--- SET PROBLEM ---
Write out each line of the material again, word for word.

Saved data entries
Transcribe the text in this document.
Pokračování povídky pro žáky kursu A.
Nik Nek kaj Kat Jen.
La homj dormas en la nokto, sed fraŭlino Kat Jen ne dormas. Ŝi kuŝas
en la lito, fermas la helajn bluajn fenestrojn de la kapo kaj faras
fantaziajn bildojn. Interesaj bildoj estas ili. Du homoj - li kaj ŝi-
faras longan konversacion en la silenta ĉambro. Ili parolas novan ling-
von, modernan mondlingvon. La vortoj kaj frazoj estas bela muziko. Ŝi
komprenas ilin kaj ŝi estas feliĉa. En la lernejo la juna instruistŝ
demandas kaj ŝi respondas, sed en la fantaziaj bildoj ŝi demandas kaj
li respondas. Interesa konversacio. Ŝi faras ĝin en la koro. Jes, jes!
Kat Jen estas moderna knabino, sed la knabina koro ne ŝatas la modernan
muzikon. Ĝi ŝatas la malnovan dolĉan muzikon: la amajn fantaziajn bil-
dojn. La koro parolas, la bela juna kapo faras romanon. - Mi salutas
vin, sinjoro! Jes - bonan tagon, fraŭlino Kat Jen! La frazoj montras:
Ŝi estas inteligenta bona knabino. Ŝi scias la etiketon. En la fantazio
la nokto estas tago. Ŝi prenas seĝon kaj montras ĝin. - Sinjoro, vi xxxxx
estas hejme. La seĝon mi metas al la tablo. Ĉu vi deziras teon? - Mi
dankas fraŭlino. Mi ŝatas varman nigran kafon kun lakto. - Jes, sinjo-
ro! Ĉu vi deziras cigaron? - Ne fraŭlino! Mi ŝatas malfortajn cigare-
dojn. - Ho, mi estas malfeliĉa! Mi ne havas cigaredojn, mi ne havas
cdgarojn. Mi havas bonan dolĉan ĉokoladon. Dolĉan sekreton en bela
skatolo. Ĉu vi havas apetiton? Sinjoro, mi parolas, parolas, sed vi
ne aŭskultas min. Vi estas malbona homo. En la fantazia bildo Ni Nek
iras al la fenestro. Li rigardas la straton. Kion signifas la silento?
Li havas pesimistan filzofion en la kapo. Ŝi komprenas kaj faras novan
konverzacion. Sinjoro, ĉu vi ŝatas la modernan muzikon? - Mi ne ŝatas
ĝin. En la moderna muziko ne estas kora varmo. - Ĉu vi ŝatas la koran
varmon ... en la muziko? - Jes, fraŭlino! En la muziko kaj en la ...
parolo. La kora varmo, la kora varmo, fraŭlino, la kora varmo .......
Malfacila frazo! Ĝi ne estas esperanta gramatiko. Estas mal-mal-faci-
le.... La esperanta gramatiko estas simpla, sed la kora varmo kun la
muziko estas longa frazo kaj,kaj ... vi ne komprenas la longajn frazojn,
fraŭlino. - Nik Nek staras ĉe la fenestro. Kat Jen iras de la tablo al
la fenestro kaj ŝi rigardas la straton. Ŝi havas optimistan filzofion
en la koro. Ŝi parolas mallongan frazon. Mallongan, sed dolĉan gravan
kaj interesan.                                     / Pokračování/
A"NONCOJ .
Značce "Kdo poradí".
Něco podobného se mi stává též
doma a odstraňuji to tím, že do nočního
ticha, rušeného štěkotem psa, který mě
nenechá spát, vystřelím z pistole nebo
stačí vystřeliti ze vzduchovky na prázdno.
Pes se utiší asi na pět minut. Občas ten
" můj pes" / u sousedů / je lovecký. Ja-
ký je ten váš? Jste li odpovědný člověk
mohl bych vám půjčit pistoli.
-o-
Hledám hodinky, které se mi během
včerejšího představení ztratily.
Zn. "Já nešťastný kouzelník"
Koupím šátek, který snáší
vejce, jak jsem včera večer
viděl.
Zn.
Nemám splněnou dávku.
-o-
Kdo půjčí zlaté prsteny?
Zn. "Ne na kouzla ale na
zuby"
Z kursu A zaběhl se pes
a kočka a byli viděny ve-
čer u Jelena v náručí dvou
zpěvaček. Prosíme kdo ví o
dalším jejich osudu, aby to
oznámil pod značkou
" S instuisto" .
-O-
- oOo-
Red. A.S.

--- WRITTEN SOLUTION ---
Transcribe the text in this document.
Pokračování povídky pro žáky kursu A.
Nik Nek kaj Kat Jen.
La homj dormas en la nokto, sed fraŭlino Kat Jen ne dormas. Ŝi kuŝas
en la lito, fermas la helajn bluajn fenestrojn de la kapo kaj faras
fantaziajn bildojn. Interesaj bildoj estas ili. Du homoj - li kaj ŝi-
faras longan konversacion en la silenta ĉambro. Ili parolas novan ling-
von, modernan mondlingvon. La vortoj kaj frazoj estas bela muziko. Ŝi
komprenas ilin kaj ŝi estas feliĉa. En la lernejo la juna instruistŝ
demandas kaj ŝi respondas, sed en la fantaziaj bildoj ŝi demandas kaj
li respondas. Interesa konversacio. Ŝi faras ĝin en la koro. Jes, jes!
Kat Jen estas moderna knabino, sed la knabina koro ne ŝatas la modernan
muzikon. Ĝi ŝatas la malnovan dolĉan muzikon: la amajn fantaziajn bil-
dojn. La koro parolas, la bela juna kapo faras romanon. - Mi salutas
vin, sinjoro! Jes - bonan tagon, fraŭlino Kat Jen! La frazoj montras:
Ŝi estas inteligenta bona knabino. Ŝi scias la etiketon. En la fantazio
la nokto estas tago. Ŝi prenas seĝon kaj montras ĝin. - Sinjoro, vi xxxxx
estas hejme. La seĝon mi metas al la tablo. Ĉu vi deziras teon? - Mi
dankas fraŭlino. Mi ŝatas varman nigran kafon kun lakto. - Jes, sinjo-
ro! Ĉu vi deziras cigaron? - Ne fraŭlino! Mi ŝatas malfortajn cigare-
dojn. - Ho, mi estas malfeliĉa! Mi ne havas cigaredojn, mi ne havas
cdgarojn. Mi havas bonan dolĉan ĉokoladon. Dolĉan sekreton en bela
skatolo. Ĉu vi havas apetiton? Sinjoro, mi parolas, parolas, sed vi
ne aŭskultas min. Vi estas malbona homo. En la fantazia bildo Ni Nek
iras al la fenestro. Li rigardas la straton. Kion signifas la silento?
Li havas pesimistan filzofion en la kapo. Ŝi komprenas kaj faras novan
konverzacion. Sinjoro, ĉu vi ŝatas la modernan muzikon? - Mi ne ŝatas
ĝin. En la moderna muziko ne estas kora varmo. - Ĉu vi ŝatas la koran
varmon ... en la muziko? - Jes, fraŭlino! En la muziko kaj en la ...
parolo. La kora varmo, la kora varmo, fraŭlino, la kora varmo .......
Malfacila frazo! Ĝi ne estas esperanta gramatiko. Estas mal-mal-faci-
le.... La esperanta gramatiko estas simpla, sed la kora varmo kun la
muziko estas longa frazo kaj,kaj ... vi ne komprenas la longajn frazojn,
fraŭlino. - Nik Nek staras ĉe la fenestro. Kat Jen iras de la tablo al
la fenestro kaj ŝi rigardas la straton. Ŝi havas optimistan filzofion
en la koro. Ŝi parolas mallongan frazon. Mallongan, sed dolĉan gravan
kaj interesan.                                     / Pokračování/
A"NONCOJ .
Značce "Kdo poradí".
Něco podobného se mi stává též
doma a odstraňuji to tím, že do nočního
ticha, rušeného štěkotem psa, který mě
nenechá spát, vystřelím z pistole nebo
stačí vystřeliti ze vzduchovky na prázdno.
Pes se utiší asi na pět minut. Občas ten
" můj pes" / u sousedů / je lovecký. Ja-
ký je ten váš? Jste li odpovědný člověk
mohl bych vám půjčit pistoli.
-o-
Hledám hodinky, které se mi během
včerejšího představení ztratily.
Zn. "Já nešťastný kouzelník"
Koupím šátek, který snáší
vejce, jak jsem včera večer
viděl.
Zn.
Nemám splněnou dávku.
-o-
Kdo půjčí zlaté prsteny?
Zn. "Ne na kouzla ale na
zuby"
Z kursu A zaběhl se pes
a kočka a byli viděny ve-
čer u Jelena v náručí dvou
zpěvaček. Prosíme kdo ví o
dalším jejich osudu, aby to
oznámil pod značkou
" S instuisto" .
-O-
- oOo-
Red. A.S.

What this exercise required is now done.